** START OF Information supplied **

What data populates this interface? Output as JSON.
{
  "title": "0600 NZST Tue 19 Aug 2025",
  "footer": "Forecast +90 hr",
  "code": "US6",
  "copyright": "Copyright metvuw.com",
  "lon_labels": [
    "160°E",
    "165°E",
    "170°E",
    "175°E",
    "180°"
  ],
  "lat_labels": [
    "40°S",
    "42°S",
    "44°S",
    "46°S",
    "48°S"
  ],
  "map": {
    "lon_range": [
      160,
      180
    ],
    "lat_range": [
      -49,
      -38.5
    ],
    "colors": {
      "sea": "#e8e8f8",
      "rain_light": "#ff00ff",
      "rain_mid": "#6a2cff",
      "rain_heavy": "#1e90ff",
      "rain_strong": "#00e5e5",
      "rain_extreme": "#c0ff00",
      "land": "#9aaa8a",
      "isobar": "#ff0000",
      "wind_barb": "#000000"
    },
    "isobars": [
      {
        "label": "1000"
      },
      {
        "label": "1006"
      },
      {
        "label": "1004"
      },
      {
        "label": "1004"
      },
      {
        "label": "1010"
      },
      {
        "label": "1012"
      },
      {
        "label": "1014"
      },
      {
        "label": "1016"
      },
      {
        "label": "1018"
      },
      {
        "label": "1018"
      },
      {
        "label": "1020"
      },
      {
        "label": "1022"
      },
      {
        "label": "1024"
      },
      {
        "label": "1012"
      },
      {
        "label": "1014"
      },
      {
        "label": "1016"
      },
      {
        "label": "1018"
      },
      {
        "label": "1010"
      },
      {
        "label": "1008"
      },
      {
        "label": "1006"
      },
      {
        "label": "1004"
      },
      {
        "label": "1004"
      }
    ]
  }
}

** END OF Information supplied **
** START OF Information supplied **

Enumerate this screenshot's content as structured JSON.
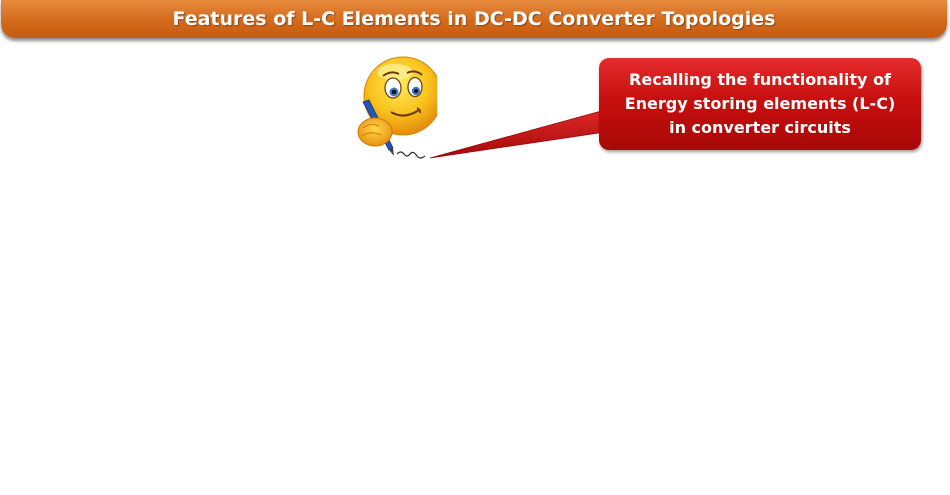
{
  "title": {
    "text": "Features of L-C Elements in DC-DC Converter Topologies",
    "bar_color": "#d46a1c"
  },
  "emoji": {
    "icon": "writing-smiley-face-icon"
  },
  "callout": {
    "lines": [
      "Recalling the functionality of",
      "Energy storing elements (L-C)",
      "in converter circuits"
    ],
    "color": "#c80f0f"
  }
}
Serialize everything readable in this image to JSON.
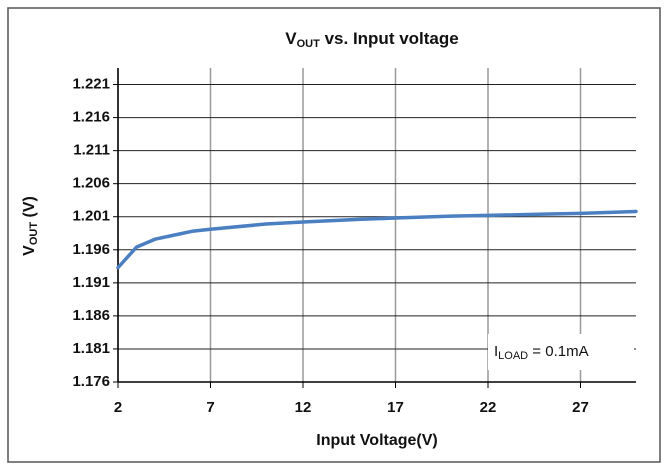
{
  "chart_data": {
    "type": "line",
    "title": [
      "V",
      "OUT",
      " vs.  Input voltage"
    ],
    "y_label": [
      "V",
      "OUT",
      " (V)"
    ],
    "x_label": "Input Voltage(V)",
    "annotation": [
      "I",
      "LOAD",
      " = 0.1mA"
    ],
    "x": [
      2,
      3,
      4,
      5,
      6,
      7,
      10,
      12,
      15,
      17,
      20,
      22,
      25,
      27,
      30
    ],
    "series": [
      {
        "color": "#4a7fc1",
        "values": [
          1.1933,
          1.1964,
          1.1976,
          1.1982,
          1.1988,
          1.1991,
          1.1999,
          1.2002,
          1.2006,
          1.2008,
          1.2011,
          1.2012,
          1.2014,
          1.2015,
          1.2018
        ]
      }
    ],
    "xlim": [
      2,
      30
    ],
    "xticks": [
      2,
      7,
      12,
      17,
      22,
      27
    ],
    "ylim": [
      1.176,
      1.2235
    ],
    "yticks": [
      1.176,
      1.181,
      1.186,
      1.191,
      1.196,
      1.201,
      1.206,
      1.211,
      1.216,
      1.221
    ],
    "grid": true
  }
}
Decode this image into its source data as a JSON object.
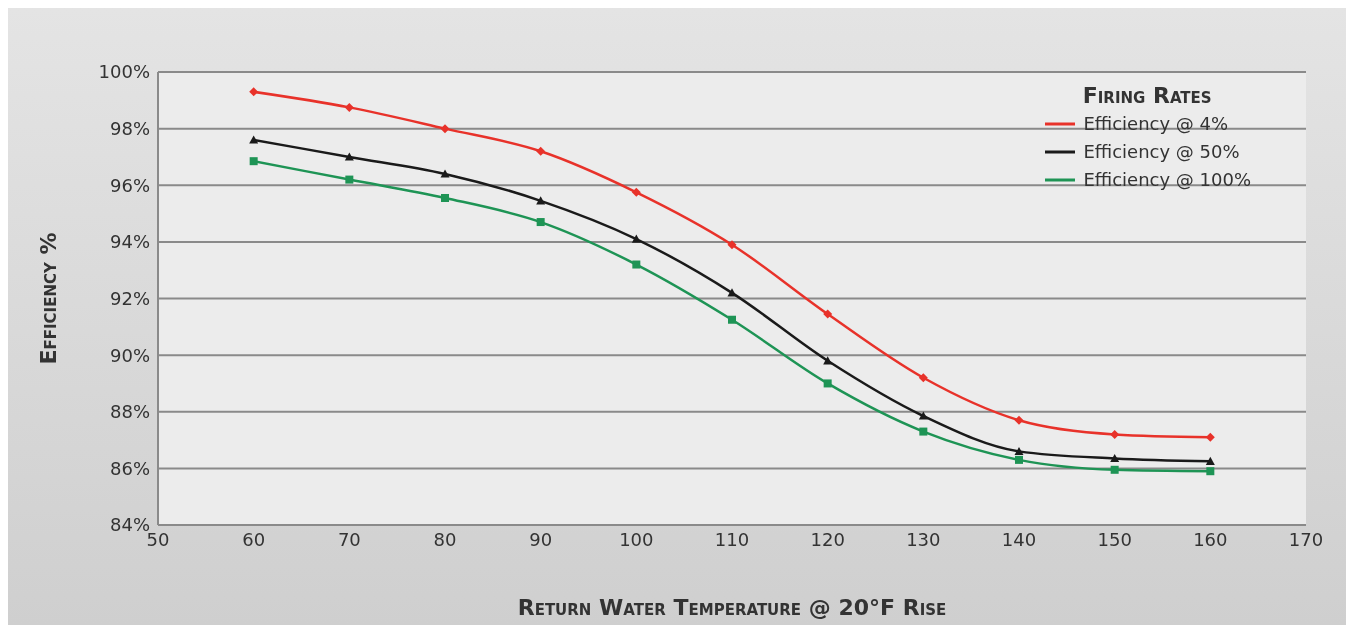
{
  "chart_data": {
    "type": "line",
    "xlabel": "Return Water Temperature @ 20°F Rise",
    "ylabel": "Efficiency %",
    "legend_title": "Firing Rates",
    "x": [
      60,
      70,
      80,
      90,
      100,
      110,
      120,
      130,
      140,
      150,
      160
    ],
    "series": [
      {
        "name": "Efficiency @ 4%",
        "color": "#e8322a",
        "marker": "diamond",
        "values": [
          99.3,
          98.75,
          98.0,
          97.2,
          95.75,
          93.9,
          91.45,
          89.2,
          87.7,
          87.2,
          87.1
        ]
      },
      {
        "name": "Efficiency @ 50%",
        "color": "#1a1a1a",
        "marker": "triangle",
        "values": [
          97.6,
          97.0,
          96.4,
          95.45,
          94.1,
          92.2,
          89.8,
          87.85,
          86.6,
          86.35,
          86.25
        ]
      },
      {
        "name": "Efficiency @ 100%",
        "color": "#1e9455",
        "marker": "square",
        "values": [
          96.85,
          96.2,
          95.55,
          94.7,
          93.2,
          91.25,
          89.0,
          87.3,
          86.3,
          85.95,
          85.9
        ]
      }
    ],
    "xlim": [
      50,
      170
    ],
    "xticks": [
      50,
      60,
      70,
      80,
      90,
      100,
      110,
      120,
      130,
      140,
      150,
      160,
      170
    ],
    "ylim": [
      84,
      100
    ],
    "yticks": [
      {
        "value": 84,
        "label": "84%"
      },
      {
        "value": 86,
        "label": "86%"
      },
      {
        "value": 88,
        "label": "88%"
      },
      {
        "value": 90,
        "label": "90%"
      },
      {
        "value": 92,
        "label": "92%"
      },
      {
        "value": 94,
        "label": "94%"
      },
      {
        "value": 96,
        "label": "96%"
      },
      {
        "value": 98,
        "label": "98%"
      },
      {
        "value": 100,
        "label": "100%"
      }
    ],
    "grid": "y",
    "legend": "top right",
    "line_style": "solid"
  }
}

** END OF Information supplied **
** START OF Information supplied **

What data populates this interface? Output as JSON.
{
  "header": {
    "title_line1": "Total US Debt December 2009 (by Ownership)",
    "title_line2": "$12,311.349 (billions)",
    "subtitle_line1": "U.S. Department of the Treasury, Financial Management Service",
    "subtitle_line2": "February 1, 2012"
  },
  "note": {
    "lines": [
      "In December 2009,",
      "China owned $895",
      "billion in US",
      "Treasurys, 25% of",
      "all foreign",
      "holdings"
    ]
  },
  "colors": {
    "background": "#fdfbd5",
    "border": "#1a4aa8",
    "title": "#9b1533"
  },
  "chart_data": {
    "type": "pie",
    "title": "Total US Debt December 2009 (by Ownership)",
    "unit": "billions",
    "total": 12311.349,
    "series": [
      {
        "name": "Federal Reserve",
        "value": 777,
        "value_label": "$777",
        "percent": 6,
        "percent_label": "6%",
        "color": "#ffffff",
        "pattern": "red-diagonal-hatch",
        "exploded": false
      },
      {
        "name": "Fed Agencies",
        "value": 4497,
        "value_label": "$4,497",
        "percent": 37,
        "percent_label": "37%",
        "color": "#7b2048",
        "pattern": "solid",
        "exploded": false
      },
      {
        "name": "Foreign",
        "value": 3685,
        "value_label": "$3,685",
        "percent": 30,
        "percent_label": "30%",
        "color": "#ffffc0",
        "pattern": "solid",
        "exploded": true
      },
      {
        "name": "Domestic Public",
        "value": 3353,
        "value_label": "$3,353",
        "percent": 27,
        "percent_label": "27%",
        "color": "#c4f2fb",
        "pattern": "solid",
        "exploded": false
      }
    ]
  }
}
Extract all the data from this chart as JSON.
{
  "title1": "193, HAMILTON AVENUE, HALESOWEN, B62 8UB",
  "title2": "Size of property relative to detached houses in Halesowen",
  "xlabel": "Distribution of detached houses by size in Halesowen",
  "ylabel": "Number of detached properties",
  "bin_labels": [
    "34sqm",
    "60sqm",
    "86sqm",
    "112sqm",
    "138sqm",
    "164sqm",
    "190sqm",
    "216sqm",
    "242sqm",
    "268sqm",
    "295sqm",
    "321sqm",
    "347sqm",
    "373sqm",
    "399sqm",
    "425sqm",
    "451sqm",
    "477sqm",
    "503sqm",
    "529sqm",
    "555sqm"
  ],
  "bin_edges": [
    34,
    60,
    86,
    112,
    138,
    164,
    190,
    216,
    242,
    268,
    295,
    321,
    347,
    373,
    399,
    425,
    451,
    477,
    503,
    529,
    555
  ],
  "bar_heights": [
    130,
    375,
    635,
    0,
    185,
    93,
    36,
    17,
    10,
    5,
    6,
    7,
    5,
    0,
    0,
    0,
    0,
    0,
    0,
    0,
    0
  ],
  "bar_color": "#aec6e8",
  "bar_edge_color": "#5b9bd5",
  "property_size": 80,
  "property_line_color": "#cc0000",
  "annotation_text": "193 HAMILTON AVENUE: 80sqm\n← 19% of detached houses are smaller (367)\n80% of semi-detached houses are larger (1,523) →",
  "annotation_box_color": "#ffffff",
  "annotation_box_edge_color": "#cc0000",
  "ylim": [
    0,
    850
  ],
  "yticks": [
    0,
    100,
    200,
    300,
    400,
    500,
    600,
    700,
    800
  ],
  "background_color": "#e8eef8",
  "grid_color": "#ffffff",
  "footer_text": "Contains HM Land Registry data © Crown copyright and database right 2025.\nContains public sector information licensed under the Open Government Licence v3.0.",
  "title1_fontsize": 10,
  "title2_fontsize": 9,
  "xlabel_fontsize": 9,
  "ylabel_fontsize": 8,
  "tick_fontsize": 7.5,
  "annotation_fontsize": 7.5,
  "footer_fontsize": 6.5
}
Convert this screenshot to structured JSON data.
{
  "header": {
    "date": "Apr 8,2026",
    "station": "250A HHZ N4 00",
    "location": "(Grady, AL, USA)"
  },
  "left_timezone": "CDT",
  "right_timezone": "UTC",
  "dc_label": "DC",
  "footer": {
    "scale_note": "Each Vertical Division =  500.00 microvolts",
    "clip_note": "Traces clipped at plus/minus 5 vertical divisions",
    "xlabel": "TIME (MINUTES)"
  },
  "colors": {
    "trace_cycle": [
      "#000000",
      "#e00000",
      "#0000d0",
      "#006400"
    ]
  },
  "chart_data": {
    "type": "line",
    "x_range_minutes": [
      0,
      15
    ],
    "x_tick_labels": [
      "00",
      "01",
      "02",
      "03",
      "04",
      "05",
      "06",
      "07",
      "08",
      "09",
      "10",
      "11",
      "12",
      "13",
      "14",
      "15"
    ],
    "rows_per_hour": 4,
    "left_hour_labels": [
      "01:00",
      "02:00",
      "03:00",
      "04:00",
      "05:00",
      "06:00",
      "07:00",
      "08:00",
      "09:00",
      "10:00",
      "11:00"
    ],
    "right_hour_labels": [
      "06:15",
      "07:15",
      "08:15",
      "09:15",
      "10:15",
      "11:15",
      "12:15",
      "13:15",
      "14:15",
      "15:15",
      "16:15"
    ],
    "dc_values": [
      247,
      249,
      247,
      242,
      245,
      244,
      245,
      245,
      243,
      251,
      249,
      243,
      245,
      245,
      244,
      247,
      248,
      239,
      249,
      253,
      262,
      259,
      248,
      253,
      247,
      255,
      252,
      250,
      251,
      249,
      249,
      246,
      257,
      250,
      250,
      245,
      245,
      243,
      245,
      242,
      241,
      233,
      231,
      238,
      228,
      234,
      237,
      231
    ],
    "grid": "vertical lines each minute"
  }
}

** END OF Information supplied **

### [Work to do]
Find the lines that include the string "name", then copy each of them.

### [Task response]
        "name": "Efficiency @ 4%",
        "name": "Efficiency @ 50%",
        "name": "Efficiency @ 100%",
        "name": "Federal Reserve",
        "name": "Fed Agencies",
        "name": "Foreign",
        "name": "Domestic Public",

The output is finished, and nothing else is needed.